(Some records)

========

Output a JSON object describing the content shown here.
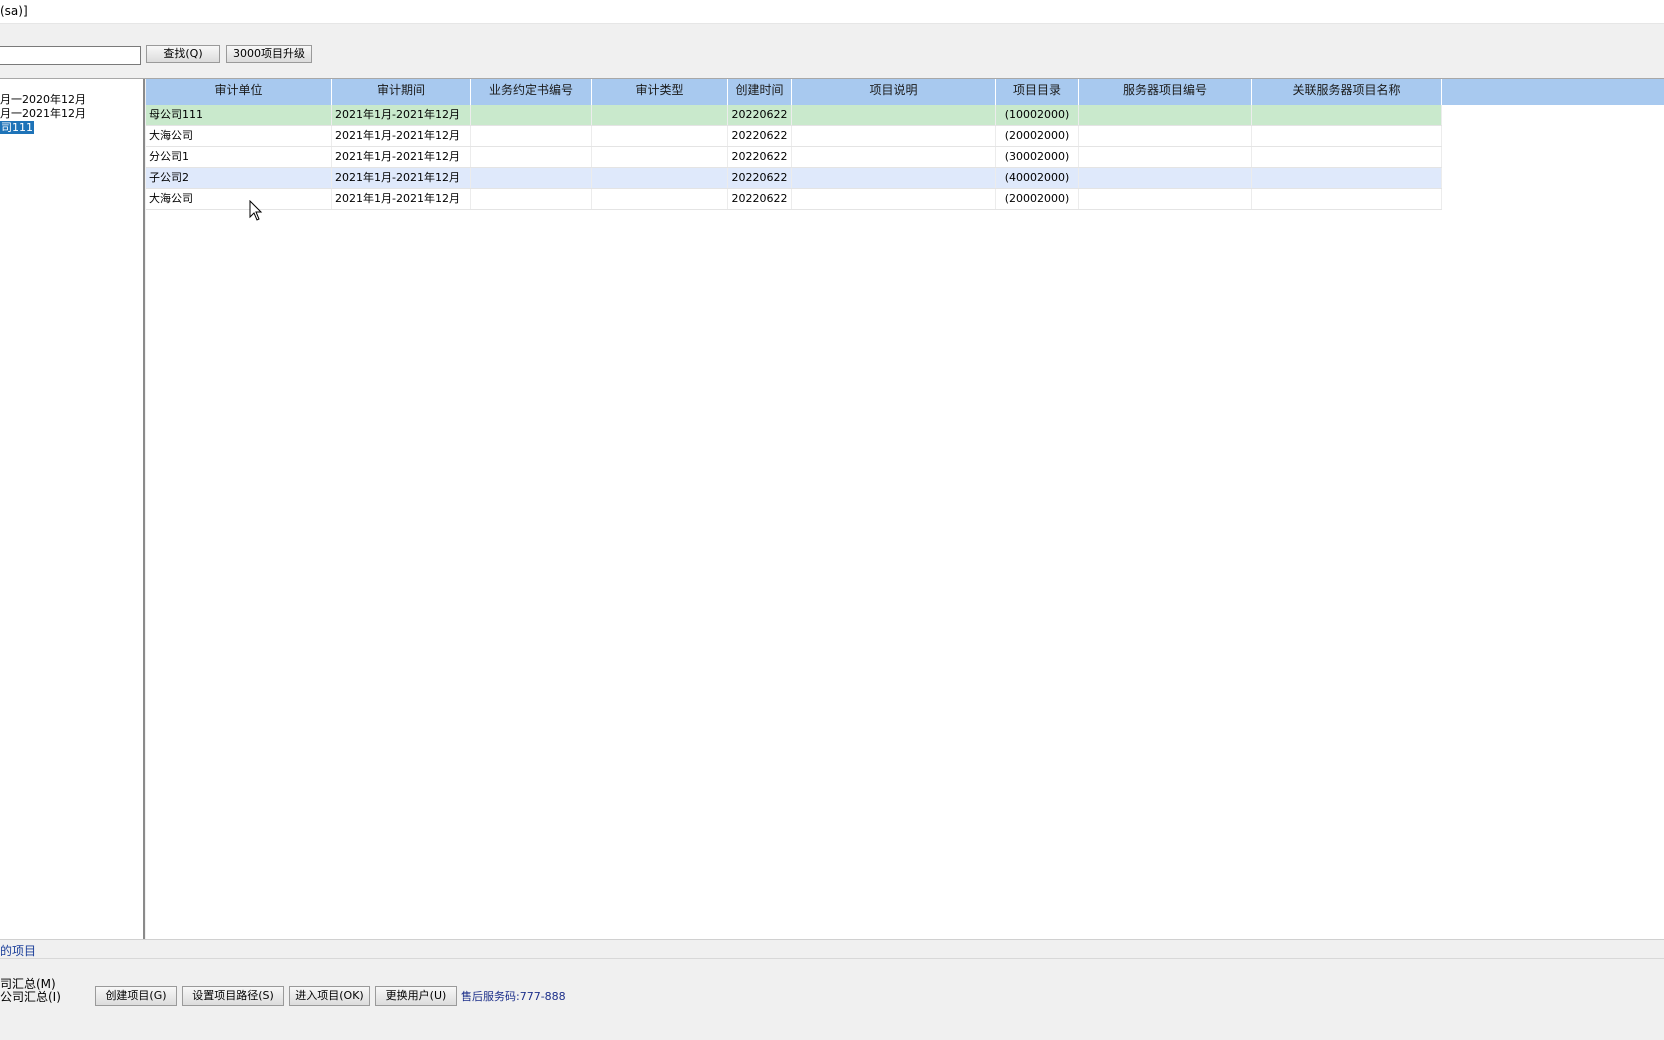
{
  "window": {
    "title": "(sa)]"
  },
  "toolbar": {
    "search_value": "",
    "find_label": "查找(Q)",
    "upgrade_label": "3000项目升级"
  },
  "tree": {
    "items": [
      {
        "label": "月一2020年12月",
        "selected": false
      },
      {
        "label": "月一2021年12月",
        "selected": false
      },
      {
        "label": "司111",
        "selected": true
      }
    ]
  },
  "table": {
    "columns": [
      "审计单位",
      "审计期间",
      "业务约定书编号",
      "审计类型",
      "创建时间",
      "项目说明",
      "项目目录",
      "服务器项目编号",
      "关联服务器项目名称"
    ],
    "rows": [
      {
        "unit": "母公司111",
        "period": "2021年1月-2021年12月",
        "contract": "",
        "type": "",
        "created": "20220622",
        "desc": "",
        "dir": "(10002000)",
        "server_no": "",
        "server_name": ""
      },
      {
        "unit": "大海公司",
        "period": "2021年1月-2021年12月",
        "contract": "",
        "type": "",
        "created": "20220622",
        "desc": "",
        "dir": "(20002000)",
        "server_no": "",
        "server_name": ""
      },
      {
        "unit": "分公司1",
        "period": "2021年1月-2021年12月",
        "contract": "",
        "type": "",
        "created": "20220622",
        "desc": "",
        "dir": "(30002000)",
        "server_no": "",
        "server_name": ""
      },
      {
        "unit": "子公司2",
        "period": "2021年1月-2021年12月",
        "contract": "",
        "type": "",
        "created": "20220622",
        "desc": "",
        "dir": "(40002000)",
        "server_no": "",
        "server_name": ""
      },
      {
        "unit": "大海公司",
        "period": "2021年1月-2021年12月",
        "contract": "",
        "type": "",
        "created": "20220622",
        "desc": "",
        "dir": "(20002000)",
        "server_no": "",
        "server_name": ""
      }
    ]
  },
  "status": {
    "text": "的项目"
  },
  "bottom": {
    "option1": "司汇总(M)",
    "option2": "公司汇总(I)",
    "create_label": "创建项目(G)",
    "set_path_label": "设置项目路径(S)",
    "enter_label": "进入项目(OK)",
    "change_user_label": "更换用户(U)",
    "service_code": "售后服务码:777-888"
  },
  "colors": {
    "header_bg": "#a8c9ef",
    "selected_row_bg": "#c9e9cc",
    "alt_row_bg": "#dfe9fb",
    "tree_selected_bg": "#1e73b8",
    "service_text": "#1c2f8a"
  },
  "icons": {
    "cursor": "mouse-pointer-icon"
  }
}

========

● **What you have to do**
Transcribe each entry precisely as given, leaving the pictures out.

● **Result**
Output a JSON object describing the content shown here.
{
  "window": {
    "title": "(sa)]"
  },
  "toolbar": {
    "search_value": "",
    "find_label": "查找(Q)",
    "upgrade_label": "3000项目升级"
  },
  "tree": {
    "items": [
      {
        "label": "月一2020年12月",
        "selected": false
      },
      {
        "label": "月一2021年12月",
        "selected": false
      },
      {
        "label": "司111",
        "selected": true
      }
    ]
  },
  "table": {
    "columns": [
      "审计单位",
      "审计期间",
      "业务约定书编号",
      "审计类型",
      "创建时间",
      "项目说明",
      "项目目录",
      "服务器项目编号",
      "关联服务器项目名称"
    ],
    "rows": [
      {
        "unit": "母公司111",
        "period": "2021年1月-2021年12月",
        "contract": "",
        "type": "",
        "created": "20220622",
        "desc": "",
        "dir": "(10002000)",
        "server_no": "",
        "server_name": ""
      },
      {
        "unit": "大海公司",
        "period": "2021年1月-2021年12月",
        "contract": "",
        "type": "",
        "created": "20220622",
        "desc": "",
        "dir": "(20002000)",
        "server_no": "",
        "server_name": ""
      },
      {
        "unit": "分公司1",
        "period": "2021年1月-2021年12月",
        "contract": "",
        "type": "",
        "created": "20220622",
        "desc": "",
        "dir": "(30002000)",
        "server_no": "",
        "server_name": ""
      },
      {
        "unit": "子公司2",
        "period": "2021年1月-2021年12月",
        "contract": "",
        "type": "",
        "created": "20220622",
        "desc": "",
        "dir": "(40002000)",
        "server_no": "",
        "server_name": ""
      },
      {
        "unit": "大海公司",
        "period": "2021年1月-2021年12月",
        "contract": "",
        "type": "",
        "created": "20220622",
        "desc": "",
        "dir": "(20002000)",
        "server_no": "",
        "server_name": ""
      }
    ]
  },
  "status": {
    "text": "的项目"
  },
  "bottom": {
    "option1": "司汇总(M)",
    "option2": "公司汇总(I)",
    "create_label": "创建项目(G)",
    "set_path_label": "设置项目路径(S)",
    "enter_label": "进入项目(OK)",
    "change_user_label": "更换用户(U)",
    "service_code": "售后服务码:777-888"
  },
  "colors": {
    "header_bg": "#a8c9ef",
    "selected_row_bg": "#c9e9cc",
    "alt_row_bg": "#dfe9fb",
    "tree_selected_bg": "#1e73b8",
    "service_text": "#1c2f8a"
  },
  "icons": {
    "cursor": "mouse-pointer-icon"
  }
}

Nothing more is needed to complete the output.